Stated goal:
Look through the data and write out every line with the word "расположенного" in it.

Supplied records:
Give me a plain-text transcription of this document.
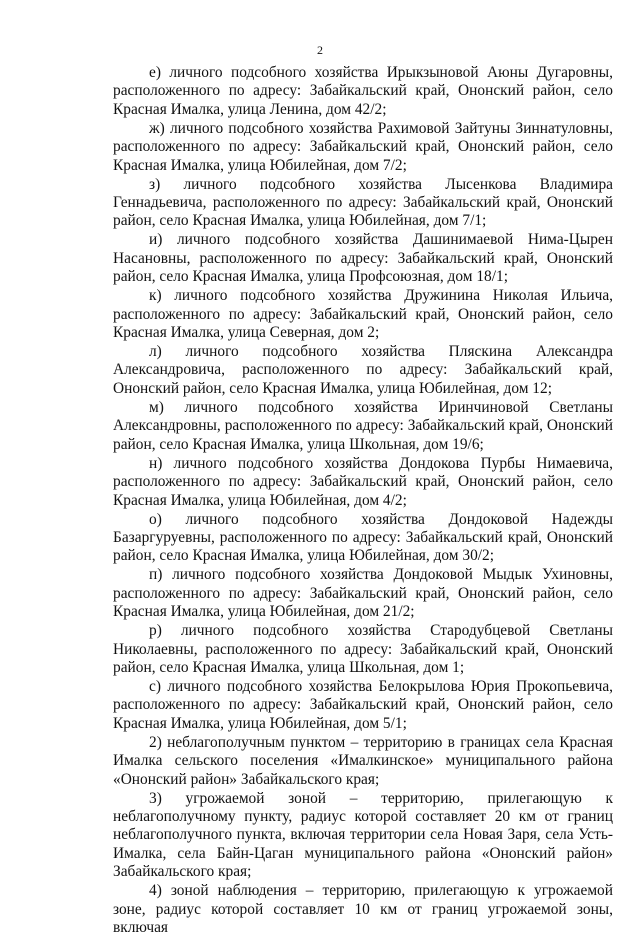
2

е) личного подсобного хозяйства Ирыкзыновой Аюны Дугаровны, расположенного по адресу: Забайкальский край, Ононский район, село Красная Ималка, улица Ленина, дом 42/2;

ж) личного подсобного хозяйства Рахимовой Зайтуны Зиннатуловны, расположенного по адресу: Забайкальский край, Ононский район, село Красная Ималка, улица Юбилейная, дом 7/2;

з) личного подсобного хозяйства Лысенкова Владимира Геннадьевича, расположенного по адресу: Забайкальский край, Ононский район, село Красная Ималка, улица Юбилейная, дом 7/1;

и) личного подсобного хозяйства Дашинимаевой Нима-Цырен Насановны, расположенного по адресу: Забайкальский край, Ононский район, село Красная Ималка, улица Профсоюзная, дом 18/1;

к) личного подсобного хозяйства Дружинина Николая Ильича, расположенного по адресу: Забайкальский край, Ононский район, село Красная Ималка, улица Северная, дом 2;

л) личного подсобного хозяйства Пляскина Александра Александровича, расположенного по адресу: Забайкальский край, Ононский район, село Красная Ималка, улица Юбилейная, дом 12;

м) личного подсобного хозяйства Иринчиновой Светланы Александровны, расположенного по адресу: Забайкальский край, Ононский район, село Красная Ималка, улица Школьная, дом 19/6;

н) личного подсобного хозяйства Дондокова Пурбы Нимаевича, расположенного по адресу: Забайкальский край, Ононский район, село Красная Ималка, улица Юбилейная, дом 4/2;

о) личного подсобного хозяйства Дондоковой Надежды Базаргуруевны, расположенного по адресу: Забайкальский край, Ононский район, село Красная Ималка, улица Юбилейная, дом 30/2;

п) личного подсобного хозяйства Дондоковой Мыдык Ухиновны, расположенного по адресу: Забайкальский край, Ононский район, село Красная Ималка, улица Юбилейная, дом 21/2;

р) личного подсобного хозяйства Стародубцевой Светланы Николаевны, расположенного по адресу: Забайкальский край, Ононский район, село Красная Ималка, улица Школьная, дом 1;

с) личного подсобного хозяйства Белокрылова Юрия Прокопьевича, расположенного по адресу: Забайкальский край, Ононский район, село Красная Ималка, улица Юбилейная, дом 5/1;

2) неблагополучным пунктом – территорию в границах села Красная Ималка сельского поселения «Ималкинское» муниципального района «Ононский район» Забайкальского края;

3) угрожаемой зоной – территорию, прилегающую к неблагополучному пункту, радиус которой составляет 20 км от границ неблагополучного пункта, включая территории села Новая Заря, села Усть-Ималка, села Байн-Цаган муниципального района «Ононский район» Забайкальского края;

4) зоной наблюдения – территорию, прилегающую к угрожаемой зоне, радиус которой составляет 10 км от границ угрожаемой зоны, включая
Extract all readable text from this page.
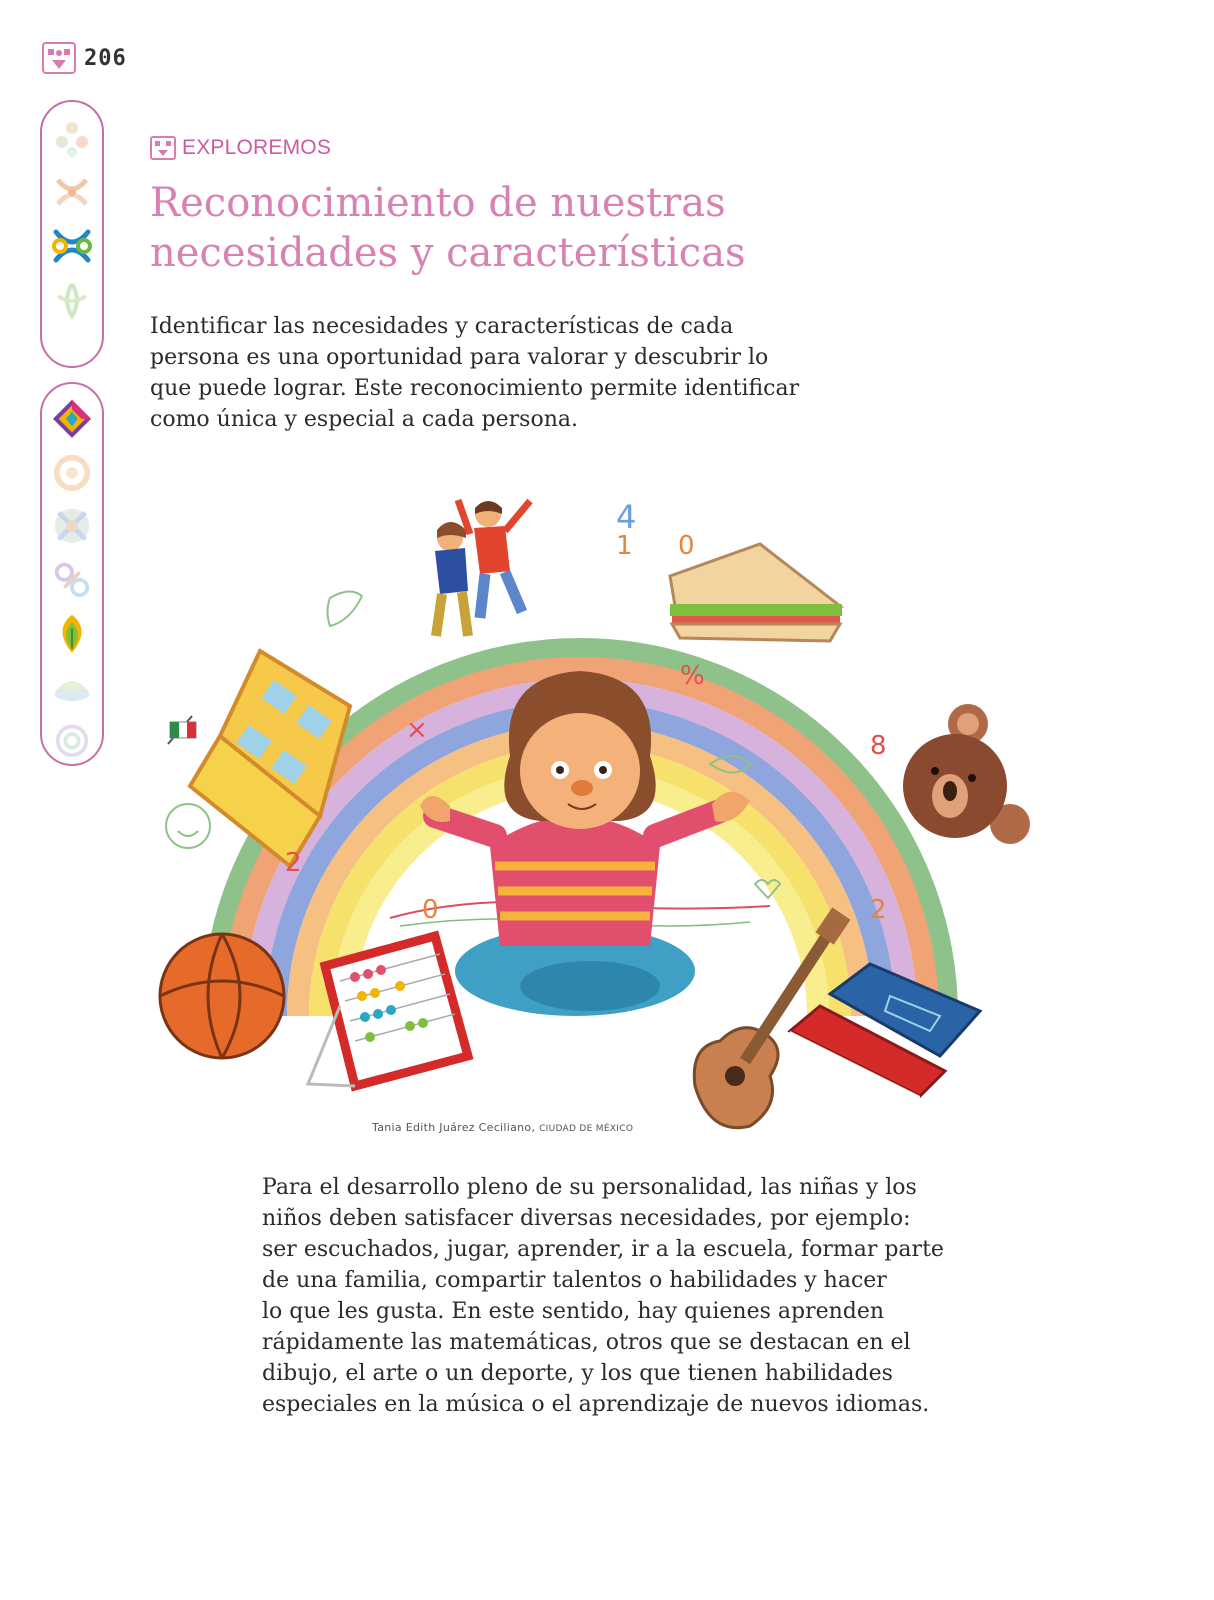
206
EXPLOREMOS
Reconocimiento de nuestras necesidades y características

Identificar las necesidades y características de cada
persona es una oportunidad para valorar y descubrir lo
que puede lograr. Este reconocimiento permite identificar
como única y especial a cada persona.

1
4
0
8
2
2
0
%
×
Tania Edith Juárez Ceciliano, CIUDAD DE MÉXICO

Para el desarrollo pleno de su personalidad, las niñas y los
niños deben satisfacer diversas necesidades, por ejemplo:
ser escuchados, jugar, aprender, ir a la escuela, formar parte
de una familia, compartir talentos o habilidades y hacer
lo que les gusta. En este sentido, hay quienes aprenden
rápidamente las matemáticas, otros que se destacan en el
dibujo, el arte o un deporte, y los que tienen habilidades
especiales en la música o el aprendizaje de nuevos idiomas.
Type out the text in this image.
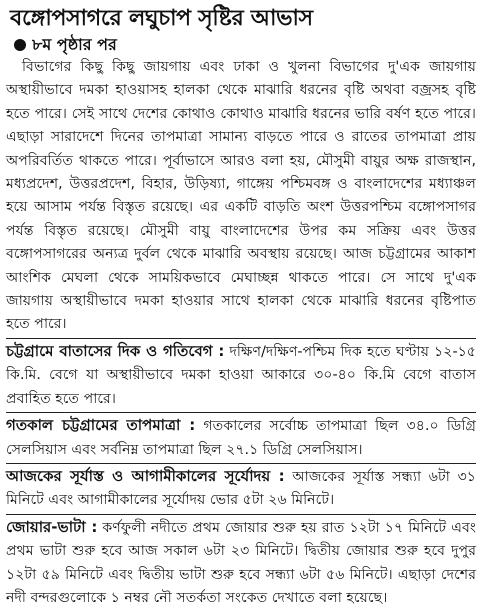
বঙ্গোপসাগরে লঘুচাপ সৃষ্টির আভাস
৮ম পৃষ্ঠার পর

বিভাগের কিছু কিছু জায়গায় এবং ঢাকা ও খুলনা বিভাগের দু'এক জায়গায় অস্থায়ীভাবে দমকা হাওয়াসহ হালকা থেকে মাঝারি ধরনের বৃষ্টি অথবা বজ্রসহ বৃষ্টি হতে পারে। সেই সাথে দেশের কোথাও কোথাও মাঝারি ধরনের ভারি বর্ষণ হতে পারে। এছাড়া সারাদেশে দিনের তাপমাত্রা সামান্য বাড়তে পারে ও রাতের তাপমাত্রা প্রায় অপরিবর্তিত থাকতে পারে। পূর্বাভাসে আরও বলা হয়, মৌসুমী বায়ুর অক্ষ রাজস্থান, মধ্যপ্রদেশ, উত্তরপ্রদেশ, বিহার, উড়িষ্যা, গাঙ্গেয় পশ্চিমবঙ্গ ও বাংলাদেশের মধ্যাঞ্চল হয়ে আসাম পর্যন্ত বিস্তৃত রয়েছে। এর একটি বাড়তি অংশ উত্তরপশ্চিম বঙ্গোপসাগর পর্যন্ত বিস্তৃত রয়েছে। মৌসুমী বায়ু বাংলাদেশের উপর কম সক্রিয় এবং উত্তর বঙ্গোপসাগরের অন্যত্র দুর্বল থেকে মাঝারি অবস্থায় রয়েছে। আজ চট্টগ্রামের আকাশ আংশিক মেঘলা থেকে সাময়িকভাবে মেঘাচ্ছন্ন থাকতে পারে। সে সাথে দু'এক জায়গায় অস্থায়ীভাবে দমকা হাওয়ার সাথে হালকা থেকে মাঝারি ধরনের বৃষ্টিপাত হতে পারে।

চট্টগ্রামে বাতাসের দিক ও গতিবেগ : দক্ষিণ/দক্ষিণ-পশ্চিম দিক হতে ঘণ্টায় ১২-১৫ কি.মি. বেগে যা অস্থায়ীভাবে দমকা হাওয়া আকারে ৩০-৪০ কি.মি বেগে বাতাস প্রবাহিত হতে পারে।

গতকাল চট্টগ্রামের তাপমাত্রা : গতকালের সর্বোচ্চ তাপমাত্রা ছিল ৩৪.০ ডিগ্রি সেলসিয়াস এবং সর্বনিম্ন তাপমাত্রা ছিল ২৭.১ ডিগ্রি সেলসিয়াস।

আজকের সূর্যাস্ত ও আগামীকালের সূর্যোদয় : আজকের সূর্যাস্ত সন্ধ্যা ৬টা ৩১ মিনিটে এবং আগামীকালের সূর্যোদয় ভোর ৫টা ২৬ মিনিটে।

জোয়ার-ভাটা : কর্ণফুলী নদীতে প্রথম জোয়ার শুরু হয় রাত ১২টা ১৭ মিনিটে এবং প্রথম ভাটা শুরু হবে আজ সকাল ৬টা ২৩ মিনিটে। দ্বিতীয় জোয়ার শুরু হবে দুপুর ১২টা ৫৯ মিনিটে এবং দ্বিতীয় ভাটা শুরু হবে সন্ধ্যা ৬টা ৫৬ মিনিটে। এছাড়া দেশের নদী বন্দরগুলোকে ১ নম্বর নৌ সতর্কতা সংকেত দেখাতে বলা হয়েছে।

Written reply:
е) личного подсобного хозяйства Ирыкзыновой Аюны Дугаровны, расположенного по адресу: Забайкальский край, Ононский район, село Красная Ималка, улица Ленина, дом 42/2;
ж) личного подсобного хозяйства Рахимовой Зайтуны Зиннатуловны, расположенного по адресу: Забайкальский край, Ононский район, село Красная Ималка, улица Юбилейная, дом 7/2;
з) личного подсобного хозяйства Лысенкова Владимира Геннадьевича, расположенного по адресу: Забайкальский край, Ононский район, село Красная Ималка, улица Юбилейная, дом 7/1;
и) личного подсобного хозяйства Дашинимаевой Нима-Цырен Насановны, расположенного по адресу: Забайкальский край, Ононский район, село Красная Ималка, улица Профсоюзная, дом 18/1;
к) личного подсобного хозяйства Дружинина Николая Ильича, расположенного по адресу: Забайкальский край, Ононский район, село Красная Ималка, улица Северная, дом 2;
л) личного подсобного хозяйства Пляскина Александра Александровича, расположенного по адресу: Забайкальский край, Ононский район, село Красная Ималка, улица Юбилейная, дом 12;
м) личного подсобного хозяйства Иринчиновой Светланы Александровны, расположенного по адресу: Забайкальский край, Ононский район, село Красная Ималка, улица Школьная, дом 19/6;
н) личного подсобного хозяйства Дондокова Пурбы Нимаевича, расположенного по адресу: Забайкальский край, Ононский район, село Красная Ималка, улица Юбилейная, дом 4/2;
о) личного подсобного хозяйства Дондоковой Надежды Базаргуруевны, расположенного по адресу: Забайкальский край, Ононский район, село Красная Ималка, улица Юбилейная, дом 30/2;
п) личного подсобного хозяйства Дондоковой Мыдык Ухиновны, расположенного по адресу: Забайкальский край, Ононский район, село Красная Ималка, улица Юбилейная, дом 21/2;
р) личного подсобного хозяйства Стародубцевой Светланы Николаевны, расположенного по адресу: Забайкальский край, Ононский район, село Красная Ималка, улица Школьная, дом 1;
с) личного подсобного хозяйства Белокрылова Юрия Прокопьевича, расположенного по адресу: Забайкальский край, Ононский район, село Красная Ималка, улица Юбилейная, дом 5/1;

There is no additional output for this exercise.